(Data entries)
━━━━━━━━━━━━━━━━━━━━

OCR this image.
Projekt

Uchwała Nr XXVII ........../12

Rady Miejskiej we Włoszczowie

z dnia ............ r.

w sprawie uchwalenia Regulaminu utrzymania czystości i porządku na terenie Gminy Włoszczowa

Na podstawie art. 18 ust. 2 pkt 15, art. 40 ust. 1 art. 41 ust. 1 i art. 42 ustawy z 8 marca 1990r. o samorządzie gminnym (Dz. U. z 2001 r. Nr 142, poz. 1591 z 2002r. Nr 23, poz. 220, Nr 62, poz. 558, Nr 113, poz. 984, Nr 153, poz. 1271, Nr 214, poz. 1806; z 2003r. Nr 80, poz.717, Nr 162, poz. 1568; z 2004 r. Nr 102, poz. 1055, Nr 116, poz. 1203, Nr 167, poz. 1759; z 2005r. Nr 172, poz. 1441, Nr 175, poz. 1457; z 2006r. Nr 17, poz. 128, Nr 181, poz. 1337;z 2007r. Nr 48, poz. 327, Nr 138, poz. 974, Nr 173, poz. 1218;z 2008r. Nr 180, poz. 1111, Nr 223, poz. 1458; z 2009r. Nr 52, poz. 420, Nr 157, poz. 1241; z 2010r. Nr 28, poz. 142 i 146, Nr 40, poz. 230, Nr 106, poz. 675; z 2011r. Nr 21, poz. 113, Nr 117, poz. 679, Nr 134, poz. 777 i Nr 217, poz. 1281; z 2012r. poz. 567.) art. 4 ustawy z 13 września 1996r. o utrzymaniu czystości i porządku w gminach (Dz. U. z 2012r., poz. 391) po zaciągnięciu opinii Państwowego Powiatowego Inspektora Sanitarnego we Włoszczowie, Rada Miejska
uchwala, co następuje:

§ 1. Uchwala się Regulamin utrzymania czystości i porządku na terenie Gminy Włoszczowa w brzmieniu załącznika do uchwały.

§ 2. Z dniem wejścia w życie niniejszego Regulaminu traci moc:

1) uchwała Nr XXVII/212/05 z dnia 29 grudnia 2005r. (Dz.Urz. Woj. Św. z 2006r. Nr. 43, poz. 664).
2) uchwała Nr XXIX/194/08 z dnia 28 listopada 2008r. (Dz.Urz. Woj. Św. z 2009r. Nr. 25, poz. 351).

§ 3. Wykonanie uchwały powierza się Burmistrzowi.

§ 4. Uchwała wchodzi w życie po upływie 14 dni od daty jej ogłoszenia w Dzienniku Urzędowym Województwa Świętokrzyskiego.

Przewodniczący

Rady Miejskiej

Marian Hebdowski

━━━━━━━━━━━━━━━━━━━━

Your goal: Please reproduce all of the entries exactly as they stand.

Complete response:
OCR this image.
Projekt

Uchwała Nr XXVII ........../12

Rady Miejskiej we Włoszczowie

z dnia ............ r.

w sprawie uchwalenia Regulaminu utrzymania czystości i porządku na terenie Gminy Włoszczowa

Na podstawie art. 18 ust. 2 pkt 15, art. 40 ust. 1 art. 41 ust. 1 i art. 42 ustawy z 8 marca 1990r. o samorządzie gminnym (Dz. U. z 2001 r. Nr 142, poz. 1591 z 2002r. Nr 23, poz. 220, Nr 62, poz. 558, Nr 113, poz. 984, Nr 153, poz. 1271, Nr 214, poz. 1806; z 2003r. Nr 80, poz.717, Nr 162, poz. 1568; z 2004 r. Nr 102, poz. 1055, Nr 116, poz. 1203, Nr 167, poz. 1759; z 2005r. Nr 172, poz. 1441, Nr 175, poz. 1457; z 2006r. Nr 17, poz. 128, Nr 181, poz. 1337;z 2007r. Nr 48, poz. 327, Nr 138, poz. 974, Nr 173, poz. 1218;z 2008r. Nr 180, poz. 1111, Nr 223, poz. 1458; z 2009r. Nr 52, poz. 420, Nr 157, poz. 1241; z 2010r. Nr 28, poz. 142 i 146, Nr 40, poz. 230, Nr 106, poz. 675; z 2011r. Nr 21, poz. 113, Nr 117, poz. 679, Nr 134, poz. 777 i Nr 217, poz. 1281; z 2012r. poz. 567.) art. 4 ustawy z 13 września 1996r. o utrzymaniu czystości i porządku w gminach (Dz. U. z 2012r., poz. 391) po zaciągnięciu opinii Państwowego Powiatowego Inspektora Sanitarnego we Włoszczowie, Rada Miejska
uchwala, co następuje:

§ 1. Uchwala się Regulamin utrzymania czystości i porządku na terenie Gminy Włoszczowa w brzmieniu załącznika do uchwały.

§ 2. Z dniem wejścia w życie niniejszego Regulaminu traci moc:

1) uchwała Nr XXVII/212/05 z dnia 29 grudnia 2005r. (Dz.Urz. Woj. Św. z 2006r. Nr. 43, poz. 664).
2) uchwała Nr XXIX/194/08 z dnia 28 listopada 2008r. (Dz.Urz. Woj. Św. z 2009r. Nr. 25, poz. 351).

§ 3. Wykonanie uchwały powierza się Burmistrzowi.

§ 4. Uchwała wchodzi w życie po upływie 14 dni od daty jej ogłoszenia w Dzienniku Urzędowym Województwa Świętokrzyskiego.

Przewodniczący

Rady Miejskiej

Marian Hebdowski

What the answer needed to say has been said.